The problem
Return the records that follow unaltered. Omit every picture.

Provided data
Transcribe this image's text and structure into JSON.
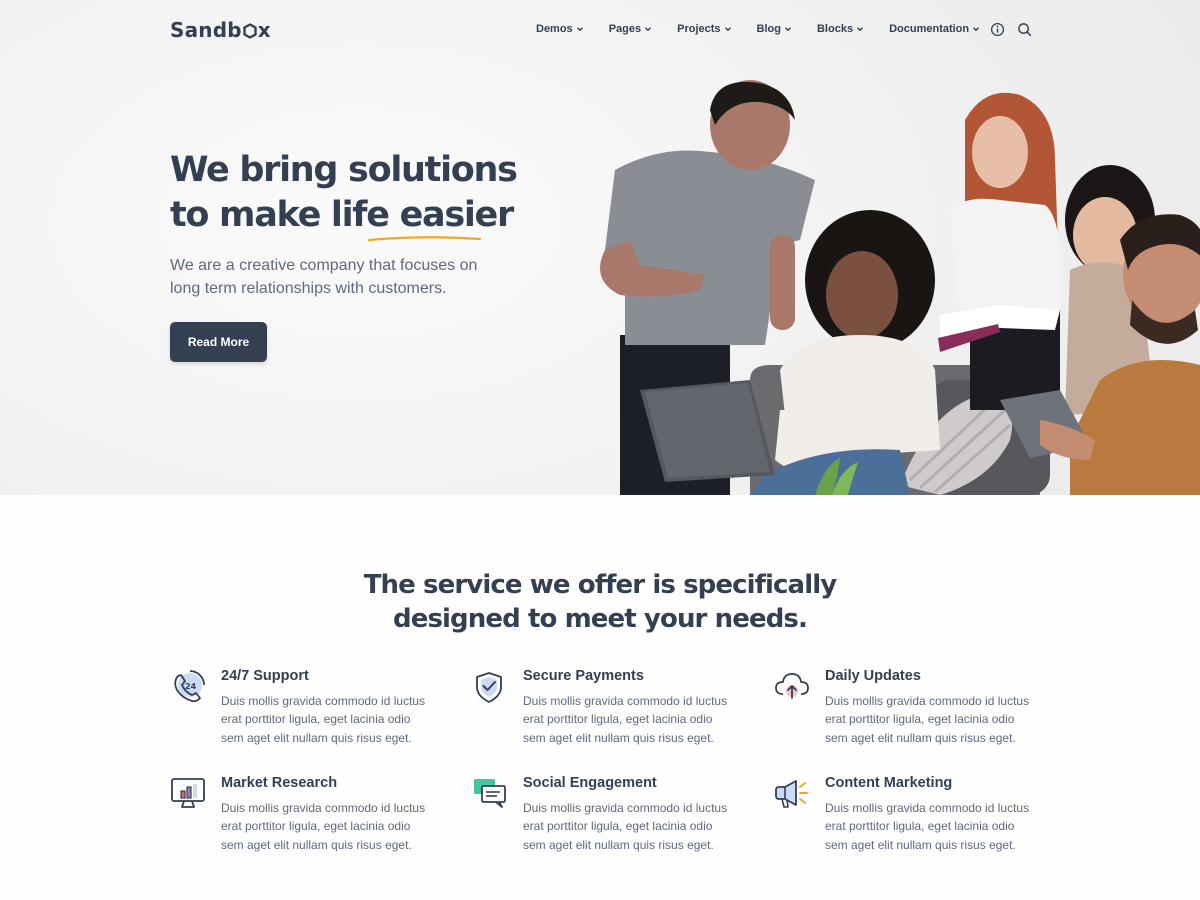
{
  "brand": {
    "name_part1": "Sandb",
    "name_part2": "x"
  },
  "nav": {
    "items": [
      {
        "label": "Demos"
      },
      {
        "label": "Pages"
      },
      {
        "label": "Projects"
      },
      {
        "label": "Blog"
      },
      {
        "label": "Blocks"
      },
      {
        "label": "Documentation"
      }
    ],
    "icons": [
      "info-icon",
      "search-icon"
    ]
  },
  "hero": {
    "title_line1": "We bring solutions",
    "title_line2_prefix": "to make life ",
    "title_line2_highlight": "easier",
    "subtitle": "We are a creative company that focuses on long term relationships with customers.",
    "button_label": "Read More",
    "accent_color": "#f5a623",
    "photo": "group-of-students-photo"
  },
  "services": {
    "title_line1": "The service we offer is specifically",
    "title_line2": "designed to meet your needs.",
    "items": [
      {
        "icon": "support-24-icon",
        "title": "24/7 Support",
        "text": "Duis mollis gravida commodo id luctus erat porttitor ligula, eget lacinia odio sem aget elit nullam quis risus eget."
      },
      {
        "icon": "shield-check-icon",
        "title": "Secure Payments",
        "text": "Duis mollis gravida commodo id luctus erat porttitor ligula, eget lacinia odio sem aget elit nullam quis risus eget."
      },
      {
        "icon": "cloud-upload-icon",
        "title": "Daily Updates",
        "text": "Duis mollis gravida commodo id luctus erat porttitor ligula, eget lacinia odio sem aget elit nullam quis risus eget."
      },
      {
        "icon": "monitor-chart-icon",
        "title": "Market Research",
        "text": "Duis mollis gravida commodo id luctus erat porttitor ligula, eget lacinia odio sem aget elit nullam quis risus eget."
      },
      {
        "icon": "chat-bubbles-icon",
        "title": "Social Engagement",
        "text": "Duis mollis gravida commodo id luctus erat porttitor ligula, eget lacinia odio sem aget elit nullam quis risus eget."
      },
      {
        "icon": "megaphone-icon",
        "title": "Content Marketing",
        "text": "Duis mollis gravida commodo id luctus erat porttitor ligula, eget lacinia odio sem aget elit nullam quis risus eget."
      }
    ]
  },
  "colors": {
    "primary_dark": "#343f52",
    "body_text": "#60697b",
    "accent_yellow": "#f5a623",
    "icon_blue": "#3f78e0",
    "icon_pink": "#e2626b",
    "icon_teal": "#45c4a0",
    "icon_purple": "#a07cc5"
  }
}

Task output
Transcribe this image's text and structure into JSON.
{
  "brand": {
    "name_part1": "Sandb",
    "name_part2": "x"
  },
  "nav": {
    "items": [
      {
        "label": "Demos"
      },
      {
        "label": "Pages"
      },
      {
        "label": "Projects"
      },
      {
        "label": "Blog"
      },
      {
        "label": "Blocks"
      },
      {
        "label": "Documentation"
      }
    ],
    "icons": [
      "info-icon",
      "search-icon"
    ]
  },
  "hero": {
    "title_line1": "We bring solutions",
    "title_line2_prefix": "to make life ",
    "title_line2_highlight": "easier",
    "subtitle": "We are a creative company that focuses on long term relationships with customers.",
    "button_label": "Read More",
    "accent_color": "#f5a623",
    "photo": "group-of-students-photo"
  },
  "services": {
    "title_line1": "The service we offer is specifically",
    "title_line2": "designed to meet your needs.",
    "items": [
      {
        "icon": "support-24-icon",
        "title": "24/7 Support",
        "text": "Duis mollis gravida commodo id luctus erat porttitor ligula, eget lacinia odio sem aget elit nullam quis risus eget."
      },
      {
        "icon": "shield-check-icon",
        "title": "Secure Payments",
        "text": "Duis mollis gravida commodo id luctus erat porttitor ligula, eget lacinia odio sem aget elit nullam quis risus eget."
      },
      {
        "icon": "cloud-upload-icon",
        "title": "Daily Updates",
        "text": "Duis mollis gravida commodo id luctus erat porttitor ligula, eget lacinia odio sem aget elit nullam quis risus eget."
      },
      {
        "icon": "monitor-chart-icon",
        "title": "Market Research",
        "text": "Duis mollis gravida commodo id luctus erat porttitor ligula, eget lacinia odio sem aget elit nullam quis risus eget."
      },
      {
        "icon": "chat-bubbles-icon",
        "title": "Social Engagement",
        "text": "Duis mollis gravida commodo id luctus erat porttitor ligula, eget lacinia odio sem aget elit nullam quis risus eget."
      },
      {
        "icon": "megaphone-icon",
        "title": "Content Marketing",
        "text": "Duis mollis gravida commodo id luctus erat porttitor ligula, eget lacinia odio sem aget elit nullam quis risus eget."
      }
    ]
  },
  "colors": {
    "primary_dark": "#343f52",
    "body_text": "#60697b",
    "accent_yellow": "#f5a623",
    "icon_blue": "#3f78e0",
    "icon_pink": "#e2626b",
    "icon_teal": "#45c4a0",
    "icon_purple": "#a07cc5"
  }
}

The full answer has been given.